[Records start]
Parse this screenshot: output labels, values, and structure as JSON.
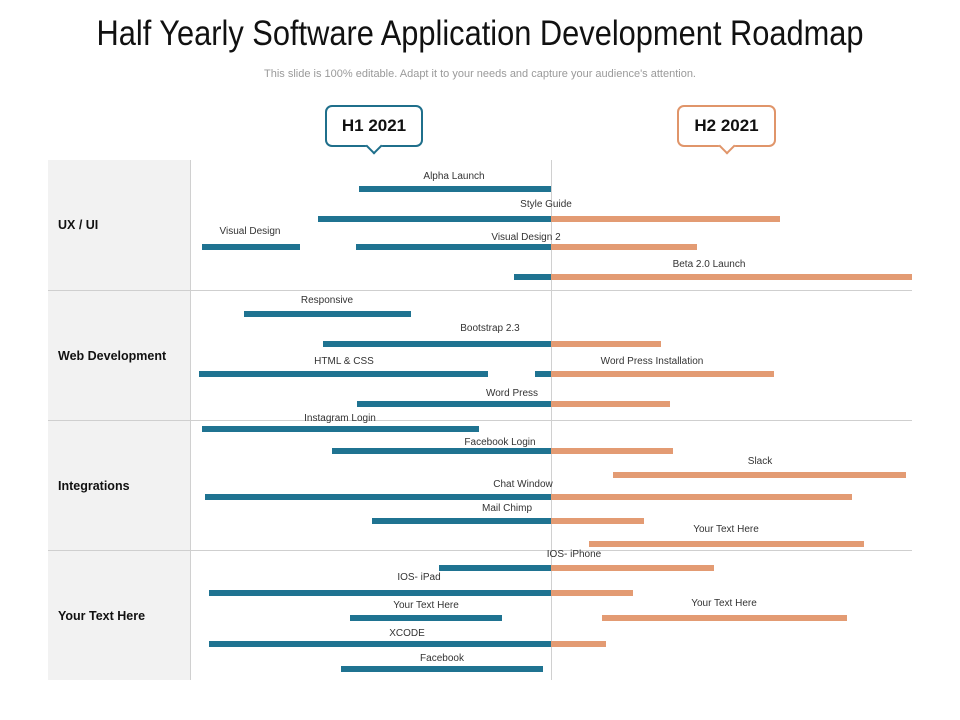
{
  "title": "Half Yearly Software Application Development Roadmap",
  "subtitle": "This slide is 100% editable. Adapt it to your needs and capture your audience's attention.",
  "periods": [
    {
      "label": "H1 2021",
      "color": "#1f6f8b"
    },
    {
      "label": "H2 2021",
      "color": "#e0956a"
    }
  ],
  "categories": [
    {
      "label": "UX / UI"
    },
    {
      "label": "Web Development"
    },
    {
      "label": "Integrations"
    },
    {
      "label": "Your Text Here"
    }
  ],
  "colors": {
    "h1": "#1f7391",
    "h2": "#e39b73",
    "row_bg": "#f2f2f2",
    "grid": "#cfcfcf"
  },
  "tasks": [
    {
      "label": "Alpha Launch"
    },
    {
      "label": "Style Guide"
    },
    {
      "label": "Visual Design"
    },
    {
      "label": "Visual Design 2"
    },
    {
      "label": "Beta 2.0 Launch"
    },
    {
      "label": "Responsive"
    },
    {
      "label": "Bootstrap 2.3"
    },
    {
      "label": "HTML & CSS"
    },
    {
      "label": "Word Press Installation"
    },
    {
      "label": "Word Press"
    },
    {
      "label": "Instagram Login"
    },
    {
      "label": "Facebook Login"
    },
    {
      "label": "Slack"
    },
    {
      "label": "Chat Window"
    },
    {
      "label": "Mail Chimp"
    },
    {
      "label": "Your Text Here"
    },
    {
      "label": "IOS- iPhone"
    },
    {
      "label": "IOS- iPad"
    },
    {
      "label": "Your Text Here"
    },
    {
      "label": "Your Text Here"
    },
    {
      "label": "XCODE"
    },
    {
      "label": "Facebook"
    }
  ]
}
[Records end]
[Written request]:
Identify how many lines in the entries above contain the word "Press" and provide only that figure.

[Task response]:
2